Document extract:
........

47 ready for a new life.

Discussion in 'Ages 40+' started by fenderwise, Jul 31, 2023.

  1. fenderwise

    fenderwise New Member

    I somehow stumbled on this site. I am so glad for the format. I need someplace to get all of this out and find some accountability.

    I am 47 and have been looking at hardcore porn for well over 35 years. I grew up in a very religous family as the odd person out middle child. Love was not something I really felt from my parents. The overwhelming emotion in my life has been anxiety. Even when I was in elementary school, I was extremely anxious. I never felt safe.

    My brother and I found our dad's playboys and some swinger's magazines. Nothing too hard, but I really remember loving to look at them. The real change came in middle school when a friend let me borrow a porn tape. I still remember then feeling when I saw it. It was the most powerful high, I actually turned it off almost immediately because my heart was beating so rapidly. I was hooked by then. By the time I graduated high school I had a very large porn collection. I had even decided to film myself, which my parents found. When I was in my 20s and high speed internet became a thing, my collection just grew. I found myself downloading everything even if I really wasn't into it, just because i didn't feel anxious, just focused on the porn.

    I ended up marrying a very religious woman who was a virgin. It was a disaster from day 1. Our first time was horrible, she was mad that I didn't think her virginity was the "ultimate gift" and so I turned to porn to "get me through". We were married for 17 years before I left. It was not a good marriage on any level. She hid she was bipolar, which she self medicated with alcohol. I was busy having affairs.

........

Data records:
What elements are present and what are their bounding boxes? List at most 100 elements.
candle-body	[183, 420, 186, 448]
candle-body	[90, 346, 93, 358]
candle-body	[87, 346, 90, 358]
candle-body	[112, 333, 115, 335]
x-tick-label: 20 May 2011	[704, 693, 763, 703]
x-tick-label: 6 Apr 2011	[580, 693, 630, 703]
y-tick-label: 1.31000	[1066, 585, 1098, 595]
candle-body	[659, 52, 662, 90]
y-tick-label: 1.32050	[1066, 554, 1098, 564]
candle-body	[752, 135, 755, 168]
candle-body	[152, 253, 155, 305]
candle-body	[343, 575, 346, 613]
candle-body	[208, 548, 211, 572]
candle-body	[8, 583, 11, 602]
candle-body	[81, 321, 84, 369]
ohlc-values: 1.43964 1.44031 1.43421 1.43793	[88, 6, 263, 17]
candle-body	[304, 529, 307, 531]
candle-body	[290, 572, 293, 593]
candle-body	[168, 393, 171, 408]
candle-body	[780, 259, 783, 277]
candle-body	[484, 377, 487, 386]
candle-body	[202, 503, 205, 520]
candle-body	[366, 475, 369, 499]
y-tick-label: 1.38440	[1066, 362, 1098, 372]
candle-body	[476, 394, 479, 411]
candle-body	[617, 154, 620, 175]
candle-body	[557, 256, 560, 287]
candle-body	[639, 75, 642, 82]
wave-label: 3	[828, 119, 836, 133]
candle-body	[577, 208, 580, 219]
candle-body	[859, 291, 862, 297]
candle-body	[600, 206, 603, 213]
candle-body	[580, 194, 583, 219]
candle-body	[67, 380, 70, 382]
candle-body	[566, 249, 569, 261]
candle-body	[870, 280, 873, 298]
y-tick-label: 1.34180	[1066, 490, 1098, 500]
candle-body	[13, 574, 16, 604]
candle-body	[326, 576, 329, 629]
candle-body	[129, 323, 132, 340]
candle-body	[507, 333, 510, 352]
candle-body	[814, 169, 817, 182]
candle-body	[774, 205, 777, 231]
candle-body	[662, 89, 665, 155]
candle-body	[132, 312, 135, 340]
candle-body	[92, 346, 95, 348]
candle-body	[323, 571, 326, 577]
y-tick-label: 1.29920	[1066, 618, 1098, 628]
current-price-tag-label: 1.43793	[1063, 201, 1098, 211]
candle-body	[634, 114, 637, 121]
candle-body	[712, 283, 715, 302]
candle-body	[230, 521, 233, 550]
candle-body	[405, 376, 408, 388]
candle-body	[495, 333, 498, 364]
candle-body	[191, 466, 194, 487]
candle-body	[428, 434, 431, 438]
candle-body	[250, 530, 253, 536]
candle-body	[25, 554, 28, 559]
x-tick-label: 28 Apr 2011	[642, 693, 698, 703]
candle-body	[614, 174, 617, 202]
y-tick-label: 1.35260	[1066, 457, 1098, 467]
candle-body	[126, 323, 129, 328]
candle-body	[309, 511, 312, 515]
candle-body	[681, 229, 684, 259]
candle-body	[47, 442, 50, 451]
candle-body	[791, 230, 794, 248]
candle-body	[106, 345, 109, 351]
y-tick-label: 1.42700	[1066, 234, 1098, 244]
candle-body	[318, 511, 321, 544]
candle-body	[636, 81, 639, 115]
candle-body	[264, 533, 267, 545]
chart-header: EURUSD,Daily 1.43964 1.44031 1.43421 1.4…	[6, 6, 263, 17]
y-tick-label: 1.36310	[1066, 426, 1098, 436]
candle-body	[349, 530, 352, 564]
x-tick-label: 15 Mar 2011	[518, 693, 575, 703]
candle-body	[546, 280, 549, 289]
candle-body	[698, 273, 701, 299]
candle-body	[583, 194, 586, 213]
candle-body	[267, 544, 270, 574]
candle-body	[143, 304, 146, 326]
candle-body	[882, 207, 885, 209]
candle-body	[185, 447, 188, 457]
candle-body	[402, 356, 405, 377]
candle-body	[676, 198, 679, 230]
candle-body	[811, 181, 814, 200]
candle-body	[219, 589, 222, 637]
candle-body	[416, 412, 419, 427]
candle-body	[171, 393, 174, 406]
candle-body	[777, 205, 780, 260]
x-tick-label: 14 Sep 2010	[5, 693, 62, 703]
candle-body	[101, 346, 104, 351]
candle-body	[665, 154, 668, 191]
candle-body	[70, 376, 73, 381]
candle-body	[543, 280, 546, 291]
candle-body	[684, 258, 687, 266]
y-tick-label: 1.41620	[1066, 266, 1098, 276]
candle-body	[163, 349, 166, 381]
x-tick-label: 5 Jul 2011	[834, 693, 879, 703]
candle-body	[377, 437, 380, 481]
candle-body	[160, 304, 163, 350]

........

Task set:
A. In the forum post, how many years was the writer married before leaving?
B. Could you carry on the forum post about being 47 and ready for a new life, picking up right after its last sentence?
The records can be disregarded.

Your responses:
A. 17 years.

B.
    Single life was full of dating and sex. It was about 2 years into my dating life, around lockdown, that I realized I had become one of those "fuckboys" who didn't give a shit about who they were dating. I vowed to change that. I ended up finding an amazing, loving woman. We are 3 years in, live together, and are engaged. I now have 2 amazing stepkids and a great life. But I am still struggling with porn.

    I will go down into my "mancave" to play music or a game and at the slightest desire, I am watching porn. Most of the time it is stuff I don't like in real life and it seems to become more extreme. I feel numb and I am moody afterward. The porn will stop my anxiety when I partake in it but come back with a vengeance after I PMO.

    I own my own business and work from home. I don't have a boss who I have to show I am working. I find myself on many typical work days feeling anxiety, so I goto my cave and watch porn. After I am done I have still not done work and now feel worse about myself. The past month my anxiety has gotten to the point I am back on some meds and I have finally started going back to a therapist who specializes in addiction. I did let him know about my porn issue (something I hadn't told my other therapist). He didn't call me a pervert or tell me I am not an addict. He was very supportive and is helping me identify tools and techniques to handle my anxiety in healthy ways.

    My longest streak was about 4 months. I had a clear head, low/no anxiety, and was motivated. I am looking at this forum as a place I can be honest and be held accountable. Right now though I posting on this forum, I don't feel good about quiting. I really want to go to my other room and watch porn. This post is probably a lot longer than it needs to be, but it is delaying me while I try to let the urge pass.

    Thank you everyone for being so supportive here.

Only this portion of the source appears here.